▸ Items:
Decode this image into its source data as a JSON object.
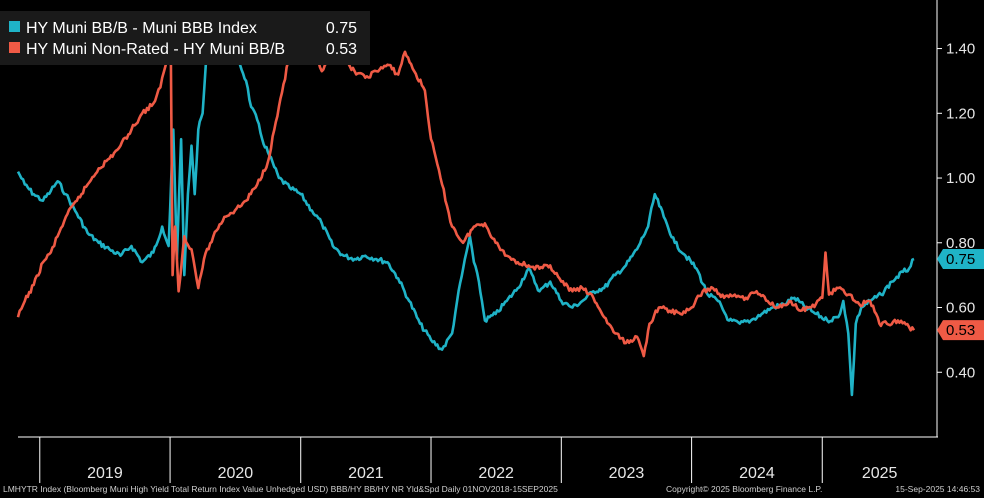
{
  "chart_data": {
    "type": "line",
    "y_ticks": [
      "1.40",
      "1.20",
      "1.00",
      "0.80",
      "0.60",
      "0.40"
    ],
    "ylim": [
      0.2,
      1.55
    ],
    "x_ticks": [
      "2019",
      "2020",
      "2021",
      "2022",
      "2023",
      "2024",
      "2025"
    ],
    "xlim": [
      "2018-11-01",
      "2025-09-15"
    ],
    "grid": false,
    "legend_position": "top-left",
    "series": [
      {
        "name": "HY Muni BB/B - Muni BBB Index",
        "last_value_label": "0.75",
        "color": "#1fb3c7",
        "points": [
          [
            "2018-11-01",
            1.02
          ],
          [
            "2018-11-20",
            0.98
          ],
          [
            "2018-12-15",
            0.95
          ],
          [
            "2019-01-10",
            0.93
          ],
          [
            "2019-02-01",
            0.96
          ],
          [
            "2019-02-20",
            0.99
          ],
          [
            "2019-03-15",
            0.95
          ],
          [
            "2019-04-15",
            0.89
          ],
          [
            "2019-05-15",
            0.83
          ],
          [
            "2019-06-15",
            0.8
          ],
          [
            "2019-07-15",
            0.78
          ],
          [
            "2019-08-15",
            0.76
          ],
          [
            "2019-09-15",
            0.79
          ],
          [
            "2019-10-15",
            0.74
          ],
          [
            "2019-11-15",
            0.77
          ],
          [
            "2019-12-10",
            0.85
          ],
          [
            "2019-12-28",
            0.79
          ],
          [
            "2020-01-10",
            1.15
          ],
          [
            "2020-01-20",
            0.75
          ],
          [
            "2020-02-01",
            1.12
          ],
          [
            "2020-02-10",
            0.7
          ],
          [
            "2020-02-20",
            0.95
          ],
          [
            "2020-03-01",
            1.1
          ],
          [
            "2020-03-10",
            0.95
          ],
          [
            "2020-03-20",
            1.15
          ],
          [
            "2020-04-01",
            1.2
          ],
          [
            "2020-04-10",
            1.35
          ],
          [
            "2020-04-20",
            1.43
          ],
          [
            "2020-05-01",
            1.48
          ],
          [
            "2020-05-15",
            1.42
          ],
          [
            "2020-06-01",
            1.46
          ],
          [
            "2020-06-15",
            1.4
          ],
          [
            "2020-07-01",
            1.45
          ],
          [
            "2020-07-15",
            1.35
          ],
          [
            "2020-08-01",
            1.3
          ],
          [
            "2020-08-15",
            1.22
          ],
          [
            "2020-09-01",
            1.18
          ],
          [
            "2020-09-15",
            1.12
          ],
          [
            "2020-10-01",
            1.08
          ],
          [
            "2020-11-01",
            1.0
          ],
          [
            "2020-12-01",
            0.97
          ],
          [
            "2021-01-01",
            0.95
          ],
          [
            "2021-02-01",
            0.9
          ],
          [
            "2021-03-01",
            0.86
          ],
          [
            "2021-04-01",
            0.79
          ],
          [
            "2021-05-01",
            0.76
          ],
          [
            "2021-06-01",
            0.75
          ],
          [
            "2021-07-01",
            0.76
          ],
          [
            "2021-08-01",
            0.75
          ],
          [
            "2021-09-01",
            0.74
          ],
          [
            "2021-10-01",
            0.69
          ],
          [
            "2021-11-01",
            0.62
          ],
          [
            "2021-12-01",
            0.55
          ],
          [
            "2022-01-01",
            0.5
          ],
          [
            "2022-02-01",
            0.47
          ],
          [
            "2022-03-01",
            0.52
          ],
          [
            "2022-03-15",
            0.62
          ],
          [
            "2022-04-01",
            0.72
          ],
          [
            "2022-04-20",
            0.82
          ],
          [
            "2022-05-01",
            0.74
          ],
          [
            "2022-05-15",
            0.68
          ],
          [
            "2022-06-01",
            0.56
          ],
          [
            "2022-07-01",
            0.58
          ],
          [
            "2022-08-01",
            0.62
          ],
          [
            "2022-09-01",
            0.66
          ],
          [
            "2022-10-01",
            0.72
          ],
          [
            "2022-11-01",
            0.65
          ],
          [
            "2022-12-01",
            0.68
          ],
          [
            "2023-01-01",
            0.62
          ],
          [
            "2023-02-01",
            0.6
          ],
          [
            "2023-03-01",
            0.62
          ],
          [
            "2023-04-01",
            0.65
          ],
          [
            "2023-05-01",
            0.66
          ],
          [
            "2023-06-01",
            0.7
          ],
          [
            "2023-07-01",
            0.73
          ],
          [
            "2023-08-01",
            0.78
          ],
          [
            "2023-09-01",
            0.85
          ],
          [
            "2023-09-20",
            0.95
          ],
          [
            "2023-10-15",
            0.88
          ],
          [
            "2023-11-15",
            0.8
          ],
          [
            "2023-12-15",
            0.76
          ],
          [
            "2024-01-15",
            0.72
          ],
          [
            "2024-02-15",
            0.64
          ],
          [
            "2024-03-15",
            0.62
          ],
          [
            "2024-04-15",
            0.56
          ],
          [
            "2024-05-15",
            0.55
          ],
          [
            "2024-06-15",
            0.56
          ],
          [
            "2024-07-15",
            0.58
          ],
          [
            "2024-08-15",
            0.6
          ],
          [
            "2024-09-15",
            0.61
          ],
          [
            "2024-10-15",
            0.63
          ],
          [
            "2024-11-15",
            0.6
          ],
          [
            "2024-12-15",
            0.58
          ],
          [
            "2025-01-15",
            0.56
          ],
          [
            "2025-02-15",
            0.57
          ],
          [
            "2025-03-01",
            0.62
          ],
          [
            "2025-03-15",
            0.52
          ],
          [
            "2025-03-25",
            0.33
          ],
          [
            "2025-04-05",
            0.55
          ],
          [
            "2025-04-20",
            0.6
          ],
          [
            "2025-05-15",
            0.62
          ],
          [
            "2025-06-15",
            0.64
          ],
          [
            "2025-07-15",
            0.68
          ],
          [
            "2025-08-15",
            0.71
          ],
          [
            "2025-09-01",
            0.72
          ],
          [
            "2025-09-15",
            0.75
          ]
        ]
      },
      {
        "name": "HY Muni Non-Rated - HY Muni BB/B",
        "last_value_label": "0.53",
        "color": "#ef5a45",
        "points": [
          [
            "2018-11-01",
            0.57
          ],
          [
            "2018-11-20",
            0.62
          ],
          [
            "2018-12-15",
            0.67
          ],
          [
            "2019-01-10",
            0.74
          ],
          [
            "2019-02-01",
            0.77
          ],
          [
            "2019-02-20",
            0.82
          ],
          [
            "2019-03-15",
            0.88
          ],
          [
            "2019-04-15",
            0.93
          ],
          [
            "2019-05-15",
            0.98
          ],
          [
            "2019-06-15",
            1.03
          ],
          [
            "2019-07-15",
            1.06
          ],
          [
            "2019-08-15",
            1.1
          ],
          [
            "2019-09-15",
            1.15
          ],
          [
            "2019-10-15",
            1.2
          ],
          [
            "2019-11-15",
            1.23
          ],
          [
            "2019-12-05",
            1.28
          ],
          [
            "2019-12-20",
            1.35
          ],
          [
            "2020-01-03",
            1.4
          ],
          [
            "2020-01-08",
            0.7
          ],
          [
            "2020-01-15",
            0.85
          ],
          [
            "2020-01-25",
            0.65
          ],
          [
            "2020-02-10",
            0.82
          ],
          [
            "2020-03-01",
            0.78
          ],
          [
            "2020-03-20",
            0.66
          ],
          [
            "2020-04-05",
            0.75
          ],
          [
            "2020-05-01",
            0.82
          ],
          [
            "2020-06-01",
            0.88
          ],
          [
            "2020-07-01",
            0.9
          ],
          [
            "2020-08-01",
            0.93
          ],
          [
            "2020-09-01",
            0.98
          ],
          [
            "2020-10-01",
            1.05
          ],
          [
            "2020-11-01",
            1.22
          ],
          [
            "2020-12-01",
            1.38
          ],
          [
            "2021-01-01",
            1.48
          ],
          [
            "2021-01-15",
            1.5
          ],
          [
            "2021-02-01",
            1.4
          ],
          [
            "2021-03-01",
            1.33
          ],
          [
            "2021-04-01",
            1.37
          ],
          [
            "2021-05-01",
            1.36
          ],
          [
            "2021-06-01",
            1.33
          ],
          [
            "2021-07-01",
            1.31
          ],
          [
            "2021-08-01",
            1.33
          ],
          [
            "2021-09-01",
            1.35
          ],
          [
            "2021-10-01",
            1.32
          ],
          [
            "2021-10-20",
            1.39
          ],
          [
            "2021-11-15",
            1.33
          ],
          [
            "2021-12-15",
            1.27
          ],
          [
            "2022-01-01",
            1.12
          ],
          [
            "2022-02-01",
            0.98
          ],
          [
            "2022-03-01",
            0.85
          ],
          [
            "2022-04-01",
            0.8
          ],
          [
            "2022-05-01",
            0.85
          ],
          [
            "2022-06-01",
            0.86
          ],
          [
            "2022-07-01",
            0.8
          ],
          [
            "2022-08-01",
            0.76
          ],
          [
            "2022-09-01",
            0.74
          ],
          [
            "2022-10-01",
            0.73
          ],
          [
            "2022-11-01",
            0.72
          ],
          [
            "2022-12-01",
            0.73
          ],
          [
            "2023-01-01",
            0.68
          ],
          [
            "2023-02-01",
            0.65
          ],
          [
            "2023-03-01",
            0.66
          ],
          [
            "2023-04-01",
            0.63
          ],
          [
            "2023-05-01",
            0.57
          ],
          [
            "2023-06-01",
            0.52
          ],
          [
            "2023-07-01",
            0.49
          ],
          [
            "2023-08-01",
            0.51
          ],
          [
            "2023-08-20",
            0.45
          ],
          [
            "2023-09-05",
            0.55
          ],
          [
            "2023-10-01",
            0.6
          ],
          [
            "2023-11-01",
            0.59
          ],
          [
            "2023-12-01",
            0.58
          ],
          [
            "2024-01-01",
            0.6
          ],
          [
            "2024-02-01",
            0.65
          ],
          [
            "2024-03-01",
            0.66
          ],
          [
            "2024-04-01",
            0.63
          ],
          [
            "2024-05-01",
            0.64
          ],
          [
            "2024-06-01",
            0.63
          ],
          [
            "2024-07-01",
            0.65
          ],
          [
            "2024-08-01",
            0.62
          ],
          [
            "2024-09-01",
            0.6
          ],
          [
            "2024-10-01",
            0.62
          ],
          [
            "2024-11-01",
            0.59
          ],
          [
            "2024-12-01",
            0.6
          ],
          [
            "2025-01-01",
            0.63
          ],
          [
            "2025-01-10",
            0.77
          ],
          [
            "2025-01-20",
            0.64
          ],
          [
            "2025-02-15",
            0.66
          ],
          [
            "2025-03-15",
            0.64
          ],
          [
            "2025-04-15",
            0.61
          ],
          [
            "2025-05-15",
            0.62
          ],
          [
            "2025-06-01",
            0.58
          ],
          [
            "2025-06-10",
            0.55
          ],
          [
            "2025-07-01",
            0.55
          ],
          [
            "2025-08-01",
            0.56
          ],
          [
            "2025-09-01",
            0.54
          ],
          [
            "2025-09-15",
            0.53
          ]
        ]
      }
    ]
  },
  "footer": {
    "left": "LMHYTR Index (Bloomberg Muni High Yield Total Return Index Value Unhedged USD) BBB/HY BB/HY NR Yld&Spd  Daily 01NOV2018-15SEP2025",
    "center": "Copyright© 2025 Bloomberg Finance L.P.",
    "right": "15-Sep-2025 14:46:53"
  }
}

▸ Exercise aim: How many lines of the listing above include the word "name"? Reply with the number alone.

▸ Exercise result: 2